- Problem details -
Exactly reproduce each line of the listing that follows.

- Material for this exercise -
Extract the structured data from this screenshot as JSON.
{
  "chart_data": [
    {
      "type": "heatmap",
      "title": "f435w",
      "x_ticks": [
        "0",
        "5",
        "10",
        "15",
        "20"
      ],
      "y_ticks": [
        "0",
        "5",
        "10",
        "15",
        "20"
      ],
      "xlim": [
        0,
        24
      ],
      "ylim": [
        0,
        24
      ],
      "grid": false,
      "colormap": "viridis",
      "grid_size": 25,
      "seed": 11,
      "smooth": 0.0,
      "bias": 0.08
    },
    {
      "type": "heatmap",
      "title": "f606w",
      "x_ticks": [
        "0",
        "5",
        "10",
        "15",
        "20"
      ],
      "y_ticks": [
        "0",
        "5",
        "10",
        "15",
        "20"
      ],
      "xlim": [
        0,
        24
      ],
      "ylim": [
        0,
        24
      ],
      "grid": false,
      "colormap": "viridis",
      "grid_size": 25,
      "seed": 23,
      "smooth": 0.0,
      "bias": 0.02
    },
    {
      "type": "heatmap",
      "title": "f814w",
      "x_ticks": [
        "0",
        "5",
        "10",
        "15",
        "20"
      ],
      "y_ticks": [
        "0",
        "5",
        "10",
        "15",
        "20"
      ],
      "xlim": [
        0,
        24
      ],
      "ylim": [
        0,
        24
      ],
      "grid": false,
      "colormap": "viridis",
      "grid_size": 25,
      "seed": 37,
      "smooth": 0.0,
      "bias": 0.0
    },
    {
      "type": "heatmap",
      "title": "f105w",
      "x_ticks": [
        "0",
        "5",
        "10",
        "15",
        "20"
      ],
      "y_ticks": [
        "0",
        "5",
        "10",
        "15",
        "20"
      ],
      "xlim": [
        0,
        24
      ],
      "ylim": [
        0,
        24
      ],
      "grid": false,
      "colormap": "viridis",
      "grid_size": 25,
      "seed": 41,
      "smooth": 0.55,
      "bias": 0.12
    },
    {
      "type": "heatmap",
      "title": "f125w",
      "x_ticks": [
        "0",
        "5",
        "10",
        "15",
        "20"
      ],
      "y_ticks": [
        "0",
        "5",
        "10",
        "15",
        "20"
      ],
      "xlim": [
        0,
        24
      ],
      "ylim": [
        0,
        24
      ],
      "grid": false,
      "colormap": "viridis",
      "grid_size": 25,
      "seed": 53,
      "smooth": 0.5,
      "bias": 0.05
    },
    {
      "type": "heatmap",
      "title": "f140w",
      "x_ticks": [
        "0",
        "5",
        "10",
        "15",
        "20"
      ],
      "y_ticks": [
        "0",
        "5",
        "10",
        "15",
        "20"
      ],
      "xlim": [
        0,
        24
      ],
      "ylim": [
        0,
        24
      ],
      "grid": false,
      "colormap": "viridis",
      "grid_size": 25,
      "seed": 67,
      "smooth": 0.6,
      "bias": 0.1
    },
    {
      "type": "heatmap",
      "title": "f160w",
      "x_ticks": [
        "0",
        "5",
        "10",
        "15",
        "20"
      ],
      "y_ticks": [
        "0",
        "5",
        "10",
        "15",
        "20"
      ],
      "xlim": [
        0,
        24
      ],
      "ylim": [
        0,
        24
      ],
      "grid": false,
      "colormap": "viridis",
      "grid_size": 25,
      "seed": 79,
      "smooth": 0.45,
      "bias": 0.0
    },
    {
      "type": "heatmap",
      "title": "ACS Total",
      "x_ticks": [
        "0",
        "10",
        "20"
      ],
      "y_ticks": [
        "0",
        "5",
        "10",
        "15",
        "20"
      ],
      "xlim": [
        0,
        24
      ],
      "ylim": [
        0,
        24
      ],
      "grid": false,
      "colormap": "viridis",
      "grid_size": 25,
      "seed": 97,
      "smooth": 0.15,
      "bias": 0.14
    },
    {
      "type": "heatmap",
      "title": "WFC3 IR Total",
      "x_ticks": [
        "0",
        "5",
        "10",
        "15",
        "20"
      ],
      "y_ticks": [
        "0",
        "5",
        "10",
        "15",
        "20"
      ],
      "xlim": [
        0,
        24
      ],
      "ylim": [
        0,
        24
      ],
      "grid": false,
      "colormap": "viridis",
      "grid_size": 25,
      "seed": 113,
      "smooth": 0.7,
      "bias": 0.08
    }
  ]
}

- Exercise answer -
Extract the structured data from this screenshot as JSON.
{
  "chart_data": [
    {
      "type": "heatmap",
      "title": "f435w",
      "x_ticks": [
        "0",
        "5",
        "10",
        "15",
        "20"
      ],
      "y_ticks": [
        "0",
        "5",
        "10",
        "15",
        "20"
      ],
      "xlim": [
        0,
        24
      ],
      "ylim": [
        0,
        24
      ],
      "grid": false,
      "colormap": "viridis",
      "grid_size": 25,
      "seed": 11,
      "smooth": 0.0,
      "bias": 0.08
    },
    {
      "type": "heatmap",
      "title": "f606w",
      "x_ticks": [
        "0",
        "5",
        "10",
        "15",
        "20"
      ],
      "y_ticks": [
        "0",
        "5",
        "10",
        "15",
        "20"
      ],
      "xlim": [
        0,
        24
      ],
      "ylim": [
        0,
        24
      ],
      "grid": false,
      "colormap": "viridis",
      "grid_size": 25,
      "seed": 23,
      "smooth": 0.0,
      "bias": 0.02
    },
    {
      "type": "heatmap",
      "title": "f814w",
      "x_ticks": [
        "0",
        "5",
        "10",
        "15",
        "20"
      ],
      "y_ticks": [
        "0",
        "5",
        "10",
        "15",
        "20"
      ],
      "xlim": [
        0,
        24
      ],
      "ylim": [
        0,
        24
      ],
      "grid": false,
      "colormap": "viridis",
      "grid_size": 25,
      "seed": 37,
      "smooth": 0.0,
      "bias": 0.0
    },
    {
      "type": "heatmap",
      "title": "f105w",
      "x_ticks": [
        "0",
        "5",
        "10",
        "15",
        "20"
      ],
      "y_ticks": [
        "0",
        "5",
        "10",
        "15",
        "20"
      ],
      "xlim": [
        0,
        24
      ],
      "ylim": [
        0,
        24
      ],
      "grid": false,
      "colormap": "viridis",
      "grid_size": 25,
      "seed": 41,
      "smooth": 0.55,
      "bias": 0.12
    },
    {
      "type": "heatmap",
      "title": "f125w",
      "x_ticks": [
        "0",
        "5",
        "10",
        "15",
        "20"
      ],
      "y_ticks": [
        "0",
        "5",
        "10",
        "15",
        "20"
      ],
      "xlim": [
        0,
        24
      ],
      "ylim": [
        0,
        24
      ],
      "grid": false,
      "colormap": "viridis",
      "grid_size": 25,
      "seed": 53,
      "smooth": 0.5,
      "bias": 0.05
    },
    {
      "type": "heatmap",
      "title": "f140w",
      "x_ticks": [
        "0",
        "5",
        "10",
        "15",
        "20"
      ],
      "y_ticks": [
        "0",
        "5",
        "10",
        "15",
        "20"
      ],
      "xlim": [
        0,
        24
      ],
      "ylim": [
        0,
        24
      ],
      "grid": false,
      "colormap": "viridis",
      "grid_size": 25,
      "seed": 67,
      "smooth": 0.6,
      "bias": 0.1
    },
    {
      "type": "heatmap",
      "title": "f160w",
      "x_ticks": [
        "0",
        "5",
        "10",
        "15",
        "20"
      ],
      "y_ticks": [
        "0",
        "5",
        "10",
        "15",
        "20"
      ],
      "xlim": [
        0,
        24
      ],
      "ylim": [
        0,
        24
      ],
      "grid": false,
      "colormap": "viridis",
      "grid_size": 25,
      "seed": 79,
      "smooth": 0.45,
      "bias": 0.0
    },
    {
      "type": "heatmap",
      "title": "ACS Total",
      "x_ticks": [
        "0",
        "10",
        "20"
      ],
      "y_ticks": [
        "0",
        "5",
        "10",
        "15",
        "20"
      ],
      "xlim": [
        0,
        24
      ],
      "ylim": [
        0,
        24
      ],
      "grid": false,
      "colormap": "viridis",
      "grid_size": 25,
      "seed": 97,
      "smooth": 0.15,
      "bias": 0.14
    },
    {
      "type": "heatmap",
      "title": "WFC3 IR Total",
      "x_ticks": [
        "0",
        "5",
        "10",
        "15",
        "20"
      ],
      "y_ticks": [
        "0",
        "5",
        "10",
        "15",
        "20"
      ],
      "xlim": [
        0,
        24
      ],
      "ylim": [
        0,
        24
      ],
      "grid": false,
      "colormap": "viridis",
      "grid_size": 25,
      "seed": 113,
      "smooth": 0.7,
      "bias": 0.08
    }
  ]
}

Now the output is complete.